:: Records for the exercise ::
**********
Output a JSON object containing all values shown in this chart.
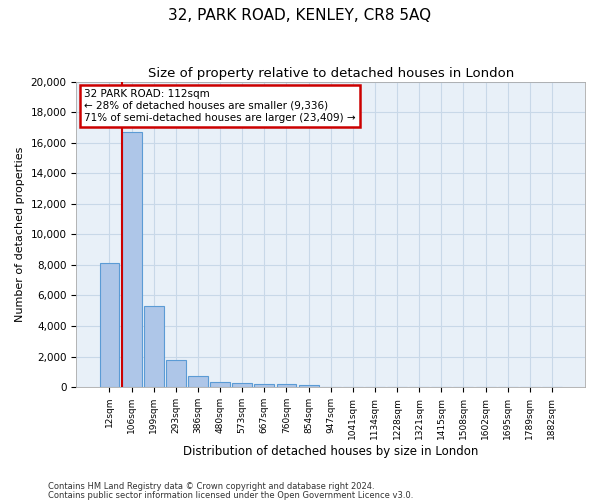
{
  "title": "32, PARK ROAD, KENLEY, CR8 5AQ",
  "subtitle": "Size of property relative to detached houses in London",
  "xlabel": "Distribution of detached houses by size in London",
  "ylabel": "Number of detached properties",
  "bar_categories": [
    "12sqm",
    "106sqm",
    "199sqm",
    "293sqm",
    "386sqm",
    "480sqm",
    "573sqm",
    "667sqm",
    "760sqm",
    "854sqm",
    "947sqm",
    "1041sqm",
    "1134sqm",
    "1228sqm",
    "1321sqm",
    "1415sqm",
    "1508sqm",
    "1602sqm",
    "1695sqm",
    "1789sqm",
    "1882sqm"
  ],
  "bar_values": [
    8100,
    16700,
    5300,
    1750,
    700,
    350,
    270,
    210,
    200,
    170,
    0,
    0,
    0,
    0,
    0,
    0,
    0,
    0,
    0,
    0,
    0
  ],
  "bar_color": "#aec6e8",
  "bar_edge_color": "#5b9bd5",
  "annotation_text": "32 PARK ROAD: 112sqm\n← 28% of detached houses are smaller (9,336)\n71% of semi-detached houses are larger (23,409) →",
  "annotation_box_color": "#ffffff",
  "annotation_box_edge": "#cc0000",
  "ylim": [
    0,
    20000
  ],
  "yticks": [
    0,
    2000,
    4000,
    6000,
    8000,
    10000,
    12000,
    14000,
    16000,
    18000,
    20000
  ],
  "vline_color": "#cc0000",
  "vline_x": 0.55,
  "grid_color": "#c8d8e8",
  "bg_color": "#e8f0f8",
  "footer1": "Contains HM Land Registry data © Crown copyright and database right 2024.",
  "footer2": "Contains public sector information licensed under the Open Government Licence v3.0."
}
**********
:: Exercise directions ::
Repeat the data exactly, dropping every picture it holds.

:: Final result ::
Output a JSON object containing all values shown in this chart.
{
  "title": "32, PARK ROAD, KENLEY, CR8 5AQ",
  "subtitle": "Size of property relative to detached houses in London",
  "xlabel": "Distribution of detached houses by size in London",
  "ylabel": "Number of detached properties",
  "bar_categories": [
    "12sqm",
    "106sqm",
    "199sqm",
    "293sqm",
    "386sqm",
    "480sqm",
    "573sqm",
    "667sqm",
    "760sqm",
    "854sqm",
    "947sqm",
    "1041sqm",
    "1134sqm",
    "1228sqm",
    "1321sqm",
    "1415sqm",
    "1508sqm",
    "1602sqm",
    "1695sqm",
    "1789sqm",
    "1882sqm"
  ],
  "bar_values": [
    8100,
    16700,
    5300,
    1750,
    700,
    350,
    270,
    210,
    200,
    170,
    0,
    0,
    0,
    0,
    0,
    0,
    0,
    0,
    0,
    0,
    0
  ],
  "bar_color": "#aec6e8",
  "bar_edge_color": "#5b9bd5",
  "annotation_text": "32 PARK ROAD: 112sqm\n← 28% of detached houses are smaller (9,336)\n71% of semi-detached houses are larger (23,409) →",
  "annotation_box_color": "#ffffff",
  "annotation_box_edge": "#cc0000",
  "ylim": [
    0,
    20000
  ],
  "yticks": [
    0,
    2000,
    4000,
    6000,
    8000,
    10000,
    12000,
    14000,
    16000,
    18000,
    20000
  ],
  "vline_color": "#cc0000",
  "vline_x": 0.55,
  "grid_color": "#c8d8e8",
  "bg_color": "#e8f0f8",
  "footer1": "Contains HM Land Registry data © Crown copyright and database right 2024.",
  "footer2": "Contains public sector information licensed under the Open Government Licence v3.0."
}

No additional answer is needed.